▶ _TASK TO COMPLETE_
Copy out each line containing "Württemberg" from the entries below.

▶ _DATA_
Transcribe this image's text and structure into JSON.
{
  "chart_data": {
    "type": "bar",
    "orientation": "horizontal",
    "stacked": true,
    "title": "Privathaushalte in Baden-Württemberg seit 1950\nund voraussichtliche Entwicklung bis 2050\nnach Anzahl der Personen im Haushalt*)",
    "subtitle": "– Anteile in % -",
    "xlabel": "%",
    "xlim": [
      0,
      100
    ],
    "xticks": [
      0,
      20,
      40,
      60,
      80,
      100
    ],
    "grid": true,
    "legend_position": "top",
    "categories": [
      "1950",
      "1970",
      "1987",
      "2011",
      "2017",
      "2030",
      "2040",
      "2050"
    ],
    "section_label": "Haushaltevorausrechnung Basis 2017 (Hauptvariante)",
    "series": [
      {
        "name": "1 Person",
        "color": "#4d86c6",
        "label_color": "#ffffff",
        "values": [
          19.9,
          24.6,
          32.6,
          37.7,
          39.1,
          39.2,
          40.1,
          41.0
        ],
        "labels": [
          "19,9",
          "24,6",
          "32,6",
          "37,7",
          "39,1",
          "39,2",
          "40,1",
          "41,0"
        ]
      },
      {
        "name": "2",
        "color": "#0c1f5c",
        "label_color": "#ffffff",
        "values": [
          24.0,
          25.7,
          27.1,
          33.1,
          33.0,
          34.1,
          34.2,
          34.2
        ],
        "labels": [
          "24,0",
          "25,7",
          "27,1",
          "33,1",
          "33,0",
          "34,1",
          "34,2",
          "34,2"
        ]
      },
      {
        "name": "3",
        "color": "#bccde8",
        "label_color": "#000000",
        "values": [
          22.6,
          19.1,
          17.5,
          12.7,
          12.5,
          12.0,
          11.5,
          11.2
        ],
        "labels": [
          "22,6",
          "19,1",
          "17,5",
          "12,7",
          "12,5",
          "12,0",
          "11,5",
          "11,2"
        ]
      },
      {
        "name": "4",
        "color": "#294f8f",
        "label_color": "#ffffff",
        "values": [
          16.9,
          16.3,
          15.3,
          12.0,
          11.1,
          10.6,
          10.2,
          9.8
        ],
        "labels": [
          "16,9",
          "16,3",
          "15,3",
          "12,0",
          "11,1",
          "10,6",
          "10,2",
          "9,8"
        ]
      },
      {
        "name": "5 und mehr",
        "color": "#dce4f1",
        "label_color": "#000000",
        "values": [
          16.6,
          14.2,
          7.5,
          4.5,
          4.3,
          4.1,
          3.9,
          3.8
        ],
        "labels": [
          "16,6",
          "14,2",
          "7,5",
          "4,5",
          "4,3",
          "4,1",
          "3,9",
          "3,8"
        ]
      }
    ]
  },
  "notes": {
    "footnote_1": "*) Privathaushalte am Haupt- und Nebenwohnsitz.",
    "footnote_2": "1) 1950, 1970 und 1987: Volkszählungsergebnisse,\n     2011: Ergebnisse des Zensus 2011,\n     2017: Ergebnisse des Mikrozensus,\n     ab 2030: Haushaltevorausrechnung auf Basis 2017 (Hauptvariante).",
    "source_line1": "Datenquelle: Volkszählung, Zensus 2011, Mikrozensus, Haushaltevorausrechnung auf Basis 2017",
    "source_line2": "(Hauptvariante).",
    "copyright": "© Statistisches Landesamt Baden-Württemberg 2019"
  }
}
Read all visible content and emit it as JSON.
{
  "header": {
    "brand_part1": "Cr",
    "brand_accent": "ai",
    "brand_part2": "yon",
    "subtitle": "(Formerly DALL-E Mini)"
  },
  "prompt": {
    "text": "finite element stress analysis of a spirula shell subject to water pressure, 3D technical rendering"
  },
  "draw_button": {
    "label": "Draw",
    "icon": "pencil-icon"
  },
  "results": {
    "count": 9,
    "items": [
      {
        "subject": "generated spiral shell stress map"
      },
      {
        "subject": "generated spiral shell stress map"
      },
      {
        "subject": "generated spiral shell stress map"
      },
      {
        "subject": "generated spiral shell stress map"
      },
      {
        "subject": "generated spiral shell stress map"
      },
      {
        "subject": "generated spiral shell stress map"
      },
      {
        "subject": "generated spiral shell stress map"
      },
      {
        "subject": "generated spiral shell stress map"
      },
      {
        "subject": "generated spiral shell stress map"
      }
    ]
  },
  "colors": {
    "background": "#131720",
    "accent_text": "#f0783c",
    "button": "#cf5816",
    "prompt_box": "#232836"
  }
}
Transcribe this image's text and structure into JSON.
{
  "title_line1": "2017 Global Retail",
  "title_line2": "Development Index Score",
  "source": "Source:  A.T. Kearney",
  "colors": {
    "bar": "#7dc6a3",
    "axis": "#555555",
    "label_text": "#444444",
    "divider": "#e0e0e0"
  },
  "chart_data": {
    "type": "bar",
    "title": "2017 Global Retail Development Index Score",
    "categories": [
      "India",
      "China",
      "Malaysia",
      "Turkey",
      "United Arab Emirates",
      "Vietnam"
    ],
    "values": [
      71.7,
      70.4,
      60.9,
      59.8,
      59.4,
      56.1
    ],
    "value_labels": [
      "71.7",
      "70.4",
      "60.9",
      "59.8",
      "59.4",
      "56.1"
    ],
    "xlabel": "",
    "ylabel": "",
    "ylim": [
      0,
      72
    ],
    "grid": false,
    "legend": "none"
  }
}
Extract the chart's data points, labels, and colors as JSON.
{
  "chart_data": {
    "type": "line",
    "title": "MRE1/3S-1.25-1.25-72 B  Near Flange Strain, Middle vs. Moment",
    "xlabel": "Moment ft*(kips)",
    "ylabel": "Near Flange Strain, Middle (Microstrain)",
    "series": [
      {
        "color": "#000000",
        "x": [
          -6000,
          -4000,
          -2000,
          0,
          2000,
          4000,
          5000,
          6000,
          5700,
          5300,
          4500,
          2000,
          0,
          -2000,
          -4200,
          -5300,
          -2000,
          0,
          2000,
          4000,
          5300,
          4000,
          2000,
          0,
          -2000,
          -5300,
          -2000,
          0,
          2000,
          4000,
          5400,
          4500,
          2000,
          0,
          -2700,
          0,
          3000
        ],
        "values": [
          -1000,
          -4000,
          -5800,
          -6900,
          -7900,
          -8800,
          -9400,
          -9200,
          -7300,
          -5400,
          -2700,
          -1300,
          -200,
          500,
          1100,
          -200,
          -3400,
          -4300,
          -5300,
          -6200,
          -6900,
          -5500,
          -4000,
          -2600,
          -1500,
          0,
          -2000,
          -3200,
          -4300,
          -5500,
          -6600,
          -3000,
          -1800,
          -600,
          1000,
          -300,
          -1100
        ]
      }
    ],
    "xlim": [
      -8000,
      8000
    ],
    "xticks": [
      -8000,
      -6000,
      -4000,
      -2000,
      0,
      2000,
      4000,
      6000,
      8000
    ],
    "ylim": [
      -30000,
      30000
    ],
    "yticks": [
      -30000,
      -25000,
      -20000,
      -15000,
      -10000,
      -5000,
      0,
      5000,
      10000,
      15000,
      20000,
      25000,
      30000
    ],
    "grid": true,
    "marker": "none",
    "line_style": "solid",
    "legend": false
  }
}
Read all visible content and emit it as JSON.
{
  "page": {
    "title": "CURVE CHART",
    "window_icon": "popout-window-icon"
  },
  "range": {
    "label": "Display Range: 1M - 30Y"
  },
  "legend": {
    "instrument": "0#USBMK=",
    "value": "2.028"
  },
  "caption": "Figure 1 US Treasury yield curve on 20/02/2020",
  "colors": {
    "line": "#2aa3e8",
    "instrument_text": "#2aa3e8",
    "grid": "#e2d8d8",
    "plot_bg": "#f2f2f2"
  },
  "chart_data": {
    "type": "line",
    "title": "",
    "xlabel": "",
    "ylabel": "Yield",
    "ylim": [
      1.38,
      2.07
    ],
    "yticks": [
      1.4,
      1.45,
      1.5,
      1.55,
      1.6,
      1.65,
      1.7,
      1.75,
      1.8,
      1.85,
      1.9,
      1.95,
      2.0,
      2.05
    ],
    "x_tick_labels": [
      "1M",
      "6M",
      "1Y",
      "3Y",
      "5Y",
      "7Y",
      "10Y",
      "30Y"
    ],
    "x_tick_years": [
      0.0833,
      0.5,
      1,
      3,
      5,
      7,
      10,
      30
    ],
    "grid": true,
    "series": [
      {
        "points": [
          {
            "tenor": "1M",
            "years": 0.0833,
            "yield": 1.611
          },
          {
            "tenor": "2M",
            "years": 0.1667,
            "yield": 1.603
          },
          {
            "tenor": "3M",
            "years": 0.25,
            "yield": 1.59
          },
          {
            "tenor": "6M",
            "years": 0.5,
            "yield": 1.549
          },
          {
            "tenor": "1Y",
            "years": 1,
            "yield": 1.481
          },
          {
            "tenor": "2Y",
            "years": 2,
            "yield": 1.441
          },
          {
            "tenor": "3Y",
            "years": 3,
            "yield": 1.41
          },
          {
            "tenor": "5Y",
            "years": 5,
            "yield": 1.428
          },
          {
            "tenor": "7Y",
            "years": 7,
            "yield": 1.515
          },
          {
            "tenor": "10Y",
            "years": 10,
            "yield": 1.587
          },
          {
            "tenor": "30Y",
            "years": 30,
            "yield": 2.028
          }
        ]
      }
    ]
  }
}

▶ _TASK ANSWER_
    "title": "Privathaushalte in Baden-Württemberg seit 1950\nund voraussichtliche Entwicklung bis 2050\nnach Anzahl der Personen im Haushalt*)",
    "copyright": "© Statistisches Landesamt Baden-Württemberg 2019"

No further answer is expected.